• Material supplied:
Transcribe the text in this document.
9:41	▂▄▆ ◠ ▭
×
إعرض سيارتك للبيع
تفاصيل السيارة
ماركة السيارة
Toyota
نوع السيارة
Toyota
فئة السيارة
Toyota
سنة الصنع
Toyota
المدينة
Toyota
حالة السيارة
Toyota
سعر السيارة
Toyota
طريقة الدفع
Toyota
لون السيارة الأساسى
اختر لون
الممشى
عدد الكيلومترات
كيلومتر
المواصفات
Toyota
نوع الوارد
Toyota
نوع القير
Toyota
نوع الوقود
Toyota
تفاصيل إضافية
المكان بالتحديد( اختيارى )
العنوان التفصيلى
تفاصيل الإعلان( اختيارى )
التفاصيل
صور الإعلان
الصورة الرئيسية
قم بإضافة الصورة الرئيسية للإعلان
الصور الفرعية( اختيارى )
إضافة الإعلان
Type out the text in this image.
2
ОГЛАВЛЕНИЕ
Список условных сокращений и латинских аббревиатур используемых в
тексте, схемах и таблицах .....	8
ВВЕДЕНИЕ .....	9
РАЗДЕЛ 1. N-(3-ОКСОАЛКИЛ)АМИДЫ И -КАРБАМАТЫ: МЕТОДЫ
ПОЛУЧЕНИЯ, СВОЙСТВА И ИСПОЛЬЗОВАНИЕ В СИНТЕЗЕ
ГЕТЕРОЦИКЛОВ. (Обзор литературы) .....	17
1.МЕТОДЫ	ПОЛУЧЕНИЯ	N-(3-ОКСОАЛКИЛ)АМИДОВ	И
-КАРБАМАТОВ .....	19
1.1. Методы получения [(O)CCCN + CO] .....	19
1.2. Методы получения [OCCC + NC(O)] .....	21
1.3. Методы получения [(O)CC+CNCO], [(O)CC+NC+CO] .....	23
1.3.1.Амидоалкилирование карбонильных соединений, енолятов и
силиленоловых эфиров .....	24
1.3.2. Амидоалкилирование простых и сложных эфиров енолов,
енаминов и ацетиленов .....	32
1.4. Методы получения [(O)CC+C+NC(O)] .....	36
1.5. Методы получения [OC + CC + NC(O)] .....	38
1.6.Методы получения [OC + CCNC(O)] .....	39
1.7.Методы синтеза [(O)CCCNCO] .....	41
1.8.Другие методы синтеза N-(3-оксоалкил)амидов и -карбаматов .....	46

• Problem description: Set down only these lines, exactly: the line containing "Type out the text in this image." and each line after it, through the end of the listing.

• Solution below:
Type out the text in this image.
2
ОГЛАВЛЕНИЕ
Список условных сокращений и латинских аббревиатур используемых в
тексте, схемах и таблицах .....	8
ВВЕДЕНИЕ .....	9
РАЗДЕЛ 1. N-(3-ОКСОАЛКИЛ)АМИДЫ И -КАРБАМАТЫ: МЕТОДЫ
ПОЛУЧЕНИЯ, СВОЙСТВА И ИСПОЛЬЗОВАНИЕ В СИНТЕЗЕ
ГЕТЕРОЦИКЛОВ. (Обзор литературы) .....	17
1.МЕТОДЫ	ПОЛУЧЕНИЯ	N-(3-ОКСОАЛКИЛ)АМИДОВ	И
-КАРБАМАТОВ .....	19
1.1. Методы получения [(O)CCCN + CO] .....	19
1.2. Методы получения [OCCC + NC(O)] .....	21
1.3. Методы получения [(O)CC+CNCO], [(O)CC+NC+CO] .....	23
1.3.1.Амидоалкилирование карбонильных соединений, енолятов и
силиленоловых эфиров .....	24
1.3.2. Амидоалкилирование простых и сложных эфиров енолов,
енаминов и ацетиленов .....	32
1.4. Методы получения [(O)CC+C+NC(O)] .....	36
1.5. Методы получения [OC + CC + NC(O)] .....	38
1.6.Методы получения [OC + CCNC(O)] .....	39
1.7.Методы синтеза [(O)CCCNCO] .....	41
1.8.Другие методы синтеза N-(3-оксоалкил)амидов и -карбаматов .....	46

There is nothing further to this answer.